> [SHORT EXERCISE]: Answer with one number: how many lines have "月影迷纱环".

[START OF MATERIAL FOR THIS EXERCISE]

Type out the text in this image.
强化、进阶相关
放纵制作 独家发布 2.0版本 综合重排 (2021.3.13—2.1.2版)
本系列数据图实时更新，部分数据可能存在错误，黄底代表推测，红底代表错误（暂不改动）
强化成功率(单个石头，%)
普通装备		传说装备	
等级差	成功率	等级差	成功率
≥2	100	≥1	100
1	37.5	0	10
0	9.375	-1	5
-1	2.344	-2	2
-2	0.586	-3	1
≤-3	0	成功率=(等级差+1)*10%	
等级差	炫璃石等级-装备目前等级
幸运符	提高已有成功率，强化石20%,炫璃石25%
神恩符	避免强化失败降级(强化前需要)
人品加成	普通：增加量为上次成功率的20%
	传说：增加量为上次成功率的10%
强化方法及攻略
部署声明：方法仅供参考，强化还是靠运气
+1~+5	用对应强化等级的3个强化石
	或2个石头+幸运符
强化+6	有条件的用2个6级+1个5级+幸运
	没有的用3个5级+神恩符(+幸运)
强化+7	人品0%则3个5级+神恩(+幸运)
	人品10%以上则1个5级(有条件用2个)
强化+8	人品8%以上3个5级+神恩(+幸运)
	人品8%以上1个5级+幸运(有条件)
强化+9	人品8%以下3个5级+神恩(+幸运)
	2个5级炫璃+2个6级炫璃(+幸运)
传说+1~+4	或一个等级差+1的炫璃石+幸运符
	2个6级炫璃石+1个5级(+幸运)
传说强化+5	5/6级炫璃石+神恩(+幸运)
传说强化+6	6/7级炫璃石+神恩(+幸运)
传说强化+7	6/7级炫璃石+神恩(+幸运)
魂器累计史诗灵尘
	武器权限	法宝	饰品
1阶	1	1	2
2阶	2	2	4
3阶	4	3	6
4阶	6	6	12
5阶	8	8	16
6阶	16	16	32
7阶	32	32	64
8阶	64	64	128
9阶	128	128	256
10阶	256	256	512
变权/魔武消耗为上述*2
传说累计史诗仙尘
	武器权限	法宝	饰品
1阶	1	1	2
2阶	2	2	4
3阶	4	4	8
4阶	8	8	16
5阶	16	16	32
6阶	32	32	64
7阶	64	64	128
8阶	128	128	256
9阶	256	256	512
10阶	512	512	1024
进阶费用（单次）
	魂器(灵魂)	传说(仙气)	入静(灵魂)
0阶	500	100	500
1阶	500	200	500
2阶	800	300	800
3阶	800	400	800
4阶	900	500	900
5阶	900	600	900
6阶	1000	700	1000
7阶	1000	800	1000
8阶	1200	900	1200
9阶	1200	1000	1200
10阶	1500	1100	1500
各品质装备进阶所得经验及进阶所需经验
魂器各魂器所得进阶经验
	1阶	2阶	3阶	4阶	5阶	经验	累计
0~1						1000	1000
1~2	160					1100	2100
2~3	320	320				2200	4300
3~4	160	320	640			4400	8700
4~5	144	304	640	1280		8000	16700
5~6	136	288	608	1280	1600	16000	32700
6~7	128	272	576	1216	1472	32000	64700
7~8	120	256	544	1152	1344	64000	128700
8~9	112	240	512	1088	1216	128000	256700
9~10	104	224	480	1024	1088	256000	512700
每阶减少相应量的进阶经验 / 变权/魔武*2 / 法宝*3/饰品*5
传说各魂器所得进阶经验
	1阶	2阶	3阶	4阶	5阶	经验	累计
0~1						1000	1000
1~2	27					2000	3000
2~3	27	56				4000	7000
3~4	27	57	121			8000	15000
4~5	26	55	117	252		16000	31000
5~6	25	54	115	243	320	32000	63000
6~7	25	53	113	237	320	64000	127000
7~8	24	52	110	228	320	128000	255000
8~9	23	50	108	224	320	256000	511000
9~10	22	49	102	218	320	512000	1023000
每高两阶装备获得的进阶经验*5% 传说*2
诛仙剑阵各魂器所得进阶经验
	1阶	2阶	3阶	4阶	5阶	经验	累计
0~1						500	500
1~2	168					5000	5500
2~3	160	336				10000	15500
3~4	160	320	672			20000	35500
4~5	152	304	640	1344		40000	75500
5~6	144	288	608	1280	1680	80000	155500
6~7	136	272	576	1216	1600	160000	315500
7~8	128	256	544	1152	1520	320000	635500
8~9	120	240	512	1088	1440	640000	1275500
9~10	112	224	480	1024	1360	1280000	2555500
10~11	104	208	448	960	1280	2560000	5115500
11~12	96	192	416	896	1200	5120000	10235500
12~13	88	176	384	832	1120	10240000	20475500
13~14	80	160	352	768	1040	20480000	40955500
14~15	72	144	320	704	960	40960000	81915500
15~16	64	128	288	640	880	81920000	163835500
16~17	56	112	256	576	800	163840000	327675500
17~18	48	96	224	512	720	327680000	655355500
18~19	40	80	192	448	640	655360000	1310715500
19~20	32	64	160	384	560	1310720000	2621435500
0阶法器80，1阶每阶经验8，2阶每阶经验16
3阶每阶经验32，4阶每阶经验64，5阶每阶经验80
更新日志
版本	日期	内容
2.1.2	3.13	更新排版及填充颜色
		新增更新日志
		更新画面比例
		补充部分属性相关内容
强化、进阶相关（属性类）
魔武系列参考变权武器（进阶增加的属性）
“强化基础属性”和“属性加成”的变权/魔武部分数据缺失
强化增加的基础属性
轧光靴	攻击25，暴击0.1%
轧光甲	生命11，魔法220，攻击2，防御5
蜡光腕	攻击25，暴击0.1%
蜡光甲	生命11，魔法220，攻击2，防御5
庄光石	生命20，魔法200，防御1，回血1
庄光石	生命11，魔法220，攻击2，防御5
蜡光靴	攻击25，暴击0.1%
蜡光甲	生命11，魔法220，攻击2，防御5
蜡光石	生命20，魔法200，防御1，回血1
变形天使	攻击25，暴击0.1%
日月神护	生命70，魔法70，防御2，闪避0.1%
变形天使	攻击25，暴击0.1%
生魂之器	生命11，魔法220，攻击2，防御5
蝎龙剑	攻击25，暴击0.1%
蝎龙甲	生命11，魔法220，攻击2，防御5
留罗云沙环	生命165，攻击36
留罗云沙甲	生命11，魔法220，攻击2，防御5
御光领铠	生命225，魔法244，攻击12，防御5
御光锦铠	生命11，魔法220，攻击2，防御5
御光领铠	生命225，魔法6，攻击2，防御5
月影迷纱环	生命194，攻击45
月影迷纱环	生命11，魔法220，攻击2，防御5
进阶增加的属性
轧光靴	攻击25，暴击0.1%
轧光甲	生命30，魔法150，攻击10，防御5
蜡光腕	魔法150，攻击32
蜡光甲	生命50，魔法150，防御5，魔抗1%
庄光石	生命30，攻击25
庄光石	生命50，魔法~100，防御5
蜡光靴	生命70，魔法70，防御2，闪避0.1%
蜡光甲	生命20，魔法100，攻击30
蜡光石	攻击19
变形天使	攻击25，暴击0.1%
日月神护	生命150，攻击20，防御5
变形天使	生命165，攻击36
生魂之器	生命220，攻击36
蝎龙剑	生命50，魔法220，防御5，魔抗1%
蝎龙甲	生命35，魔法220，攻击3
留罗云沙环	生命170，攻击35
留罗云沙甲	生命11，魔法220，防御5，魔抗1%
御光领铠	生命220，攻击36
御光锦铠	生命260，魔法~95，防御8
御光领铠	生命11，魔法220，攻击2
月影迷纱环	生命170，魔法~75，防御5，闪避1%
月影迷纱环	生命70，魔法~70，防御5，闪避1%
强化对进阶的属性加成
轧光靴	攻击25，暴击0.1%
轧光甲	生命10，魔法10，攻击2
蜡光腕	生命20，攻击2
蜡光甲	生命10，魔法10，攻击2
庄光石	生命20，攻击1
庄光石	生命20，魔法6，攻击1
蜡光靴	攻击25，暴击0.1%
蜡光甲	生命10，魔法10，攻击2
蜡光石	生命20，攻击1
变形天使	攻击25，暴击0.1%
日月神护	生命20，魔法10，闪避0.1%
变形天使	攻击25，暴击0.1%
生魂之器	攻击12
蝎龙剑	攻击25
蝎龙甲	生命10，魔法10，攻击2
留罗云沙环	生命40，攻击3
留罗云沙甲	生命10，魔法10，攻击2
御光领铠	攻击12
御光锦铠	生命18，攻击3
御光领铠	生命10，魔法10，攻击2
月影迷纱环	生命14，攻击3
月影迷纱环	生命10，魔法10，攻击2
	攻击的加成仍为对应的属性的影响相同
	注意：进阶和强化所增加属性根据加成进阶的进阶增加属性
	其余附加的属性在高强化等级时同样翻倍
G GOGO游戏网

[END OF MATERIAL FOR THIS EXERCISE]

> [TASK SOLUTION]: 6